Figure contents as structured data
===

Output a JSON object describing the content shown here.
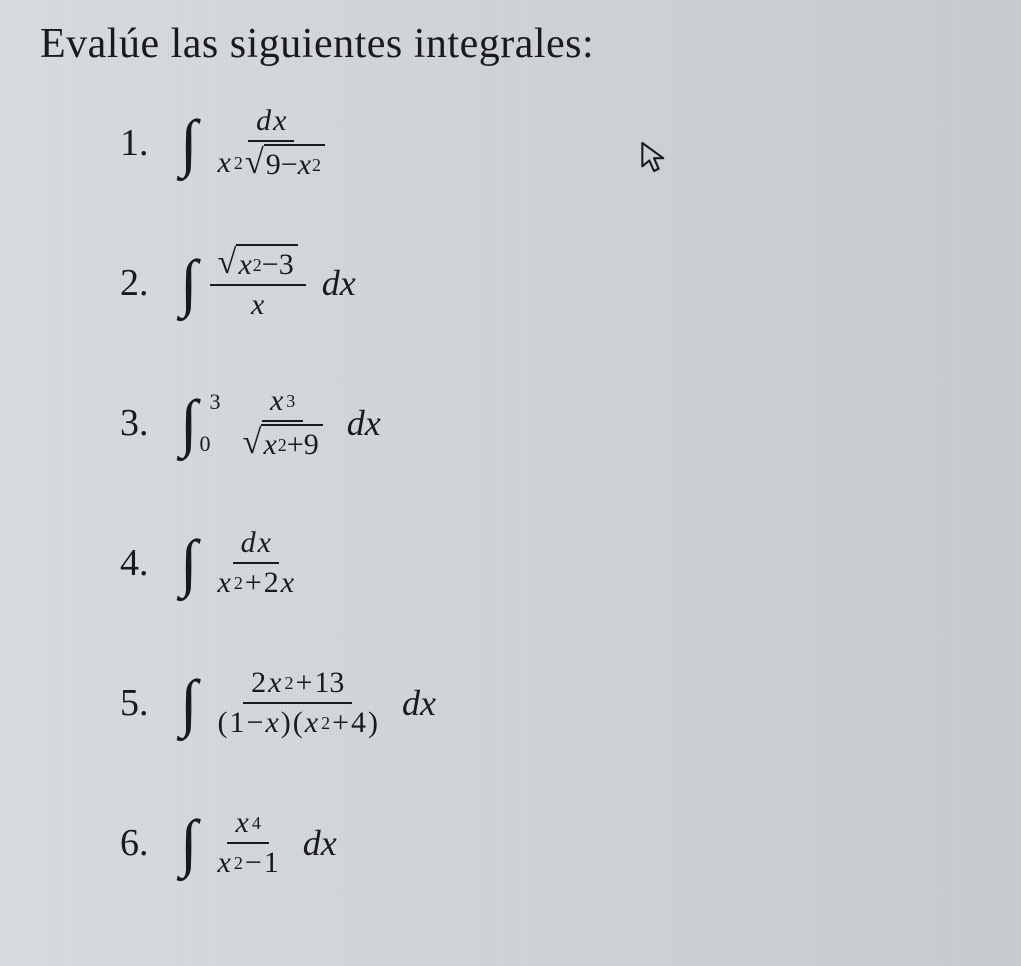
{
  "heading": "Evalúe las siguientes integrales:",
  "problems": [
    {
      "number": "1.",
      "type": "indefinite-fraction",
      "numerator": [
        {
          "t": "var",
          "v": "d"
        },
        {
          "t": "var",
          "v": "x"
        }
      ],
      "denominator": [
        {
          "t": "var",
          "v": "x"
        },
        {
          "t": "sup",
          "v": "2"
        },
        {
          "t": "sqrt",
          "content": [
            {
              "t": "txt",
              "v": "9"
            },
            {
              "t": "txt",
              "v": "−"
            },
            {
              "t": "var",
              "v": "x"
            },
            {
              "t": "sup",
              "v": "2"
            }
          ]
        }
      ],
      "trailing_dx": false
    },
    {
      "number": "2.",
      "type": "indefinite-fraction",
      "numerator": [
        {
          "t": "sqrt",
          "content": [
            {
              "t": "var",
              "v": "x"
            },
            {
              "t": "sup",
              "v": "2"
            },
            {
              "t": "txt",
              "v": "−"
            },
            {
              "t": "txt",
              "v": "3"
            }
          ]
        }
      ],
      "denominator": [
        {
          "t": "var",
          "v": "x"
        }
      ],
      "trailing_dx": true
    },
    {
      "number": "3.",
      "type": "definite-fraction",
      "lower": "0",
      "upper": "3",
      "numerator": [
        {
          "t": "var",
          "v": "x"
        },
        {
          "t": "sup",
          "v": "3"
        }
      ],
      "denominator": [
        {
          "t": "sqrt",
          "content": [
            {
              "t": "var",
              "v": "x"
            },
            {
              "t": "sup",
              "v": "2"
            },
            {
              "t": "txt",
              "v": "+"
            },
            {
              "t": "txt",
              "v": "9"
            }
          ]
        }
      ],
      "trailing_dx": true
    },
    {
      "number": "4.",
      "type": "indefinite-fraction",
      "numerator": [
        {
          "t": "var",
          "v": "d"
        },
        {
          "t": "var",
          "v": "x"
        }
      ],
      "denominator": [
        {
          "t": "var",
          "v": "x"
        },
        {
          "t": "sup",
          "v": "2"
        },
        {
          "t": "txt",
          "v": "+"
        },
        {
          "t": "txt",
          "v": "2"
        },
        {
          "t": "var",
          "v": "x"
        }
      ],
      "trailing_dx": false
    },
    {
      "number": "5.",
      "type": "indefinite-fraction",
      "numerator": [
        {
          "t": "txt",
          "v": "2"
        },
        {
          "t": "var",
          "v": "x"
        },
        {
          "t": "sup",
          "v": "2"
        },
        {
          "t": "txt",
          "v": "+"
        },
        {
          "t": "txt",
          "v": "13"
        }
      ],
      "denominator": [
        {
          "t": "paren",
          "v": "("
        },
        {
          "t": "txt",
          "v": "1"
        },
        {
          "t": "txt",
          "v": "−"
        },
        {
          "t": "var",
          "v": "x"
        },
        {
          "t": "paren",
          "v": ")"
        },
        {
          "t": "paren",
          "v": "("
        },
        {
          "t": "var",
          "v": "x"
        },
        {
          "t": "sup",
          "v": "2"
        },
        {
          "t": "txt",
          "v": "+"
        },
        {
          "t": "txt",
          "v": "4"
        },
        {
          "t": "paren",
          "v": ")"
        }
      ],
      "trailing_dx": true
    },
    {
      "number": "6.",
      "type": "indefinite-fraction",
      "numerator": [
        {
          "t": "var",
          "v": "x"
        },
        {
          "t": "sup",
          "v": "4"
        }
      ],
      "denominator": [
        {
          "t": "var",
          "v": "x"
        },
        {
          "t": "sup",
          "v": "2"
        },
        {
          "t": "txt",
          "v": "−"
        },
        {
          "t": "txt",
          "v": "1"
        }
      ],
      "trailing_dx": true
    }
  ],
  "dx_label": "dx",
  "colors": {
    "text": "#1a1a1a",
    "background": "#d4d8dc"
  },
  "fonts": {
    "heading_size_pt": 32,
    "body_size_pt": 28,
    "family": "Times New Roman"
  }
}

===

Each line of the data is to be duplicated exactly; pictures stay out of the copy.

■ **TASK OUTPUT**
Output a JSON object describing the content shown here.
{
  "heading": "Evalúe las siguientes integrales:",
  "problems": [
    {
      "number": "1.",
      "type": "indefinite-fraction",
      "numerator": [
        {
          "t": "var",
          "v": "d"
        },
        {
          "t": "var",
          "v": "x"
        }
      ],
      "denominator": [
        {
          "t": "var",
          "v": "x"
        },
        {
          "t": "sup",
          "v": "2"
        },
        {
          "t": "sqrt",
          "content": [
            {
              "t": "txt",
              "v": "9"
            },
            {
              "t": "txt",
              "v": "−"
            },
            {
              "t": "var",
              "v": "x"
            },
            {
              "t": "sup",
              "v": "2"
            }
          ]
        }
      ],
      "trailing_dx": false
    },
    {
      "number": "2.",
      "type": "indefinite-fraction",
      "numerator": [
        {
          "t": "sqrt",
          "content": [
            {
              "t": "var",
              "v": "x"
            },
            {
              "t": "sup",
              "v": "2"
            },
            {
              "t": "txt",
              "v": "−"
            },
            {
              "t": "txt",
              "v": "3"
            }
          ]
        }
      ],
      "denominator": [
        {
          "t": "var",
          "v": "x"
        }
      ],
      "trailing_dx": true
    },
    {
      "number": "3.",
      "type": "definite-fraction",
      "lower": "0",
      "upper": "3",
      "numerator": [
        {
          "t": "var",
          "v": "x"
        },
        {
          "t": "sup",
          "v": "3"
        }
      ],
      "denominator": [
        {
          "t": "sqrt",
          "content": [
            {
              "t": "var",
              "v": "x"
            },
            {
              "t": "sup",
              "v": "2"
            },
            {
              "t": "txt",
              "v": "+"
            },
            {
              "t": "txt",
              "v": "9"
            }
          ]
        }
      ],
      "trailing_dx": true
    },
    {
      "number": "4.",
      "type": "indefinite-fraction",
      "numerator": [
        {
          "t": "var",
          "v": "d"
        },
        {
          "t": "var",
          "v": "x"
        }
      ],
      "denominator": [
        {
          "t": "var",
          "v": "x"
        },
        {
          "t": "sup",
          "v": "2"
        },
        {
          "t": "txt",
          "v": "+"
        },
        {
          "t": "txt",
          "v": "2"
        },
        {
          "t": "var",
          "v": "x"
        }
      ],
      "trailing_dx": false
    },
    {
      "number": "5.",
      "type": "indefinite-fraction",
      "numerator": [
        {
          "t": "txt",
          "v": "2"
        },
        {
          "t": "var",
          "v": "x"
        },
        {
          "t": "sup",
          "v": "2"
        },
        {
          "t": "txt",
          "v": "+"
        },
        {
          "t": "txt",
          "v": "13"
        }
      ],
      "denominator": [
        {
          "t": "paren",
          "v": "("
        },
        {
          "t": "txt",
          "v": "1"
        },
        {
          "t": "txt",
          "v": "−"
        },
        {
          "t": "var",
          "v": "x"
        },
        {
          "t": "paren",
          "v": ")"
        },
        {
          "t": "paren",
          "v": "("
        },
        {
          "t": "var",
          "v": "x"
        },
        {
          "t": "sup",
          "v": "2"
        },
        {
          "t": "txt",
          "v": "+"
        },
        {
          "t": "txt",
          "v": "4"
        },
        {
          "t": "paren",
          "v": ")"
        }
      ],
      "trailing_dx": true
    },
    {
      "number": "6.",
      "type": "indefinite-fraction",
      "numerator": [
        {
          "t": "var",
          "v": "x"
        },
        {
          "t": "sup",
          "v": "4"
        }
      ],
      "denominator": [
        {
          "t": "var",
          "v": "x"
        },
        {
          "t": "sup",
          "v": "2"
        },
        {
          "t": "txt",
          "v": "−"
        },
        {
          "t": "txt",
          "v": "1"
        }
      ],
      "trailing_dx": true
    }
  ],
  "dx_label": "dx",
  "colors": {
    "text": "#1a1a1a",
    "background": "#d4d8dc"
  },
  "fonts": {
    "heading_size_pt": 32,
    "body_size_pt": 28,
    "family": "Times New Roman"
  }
}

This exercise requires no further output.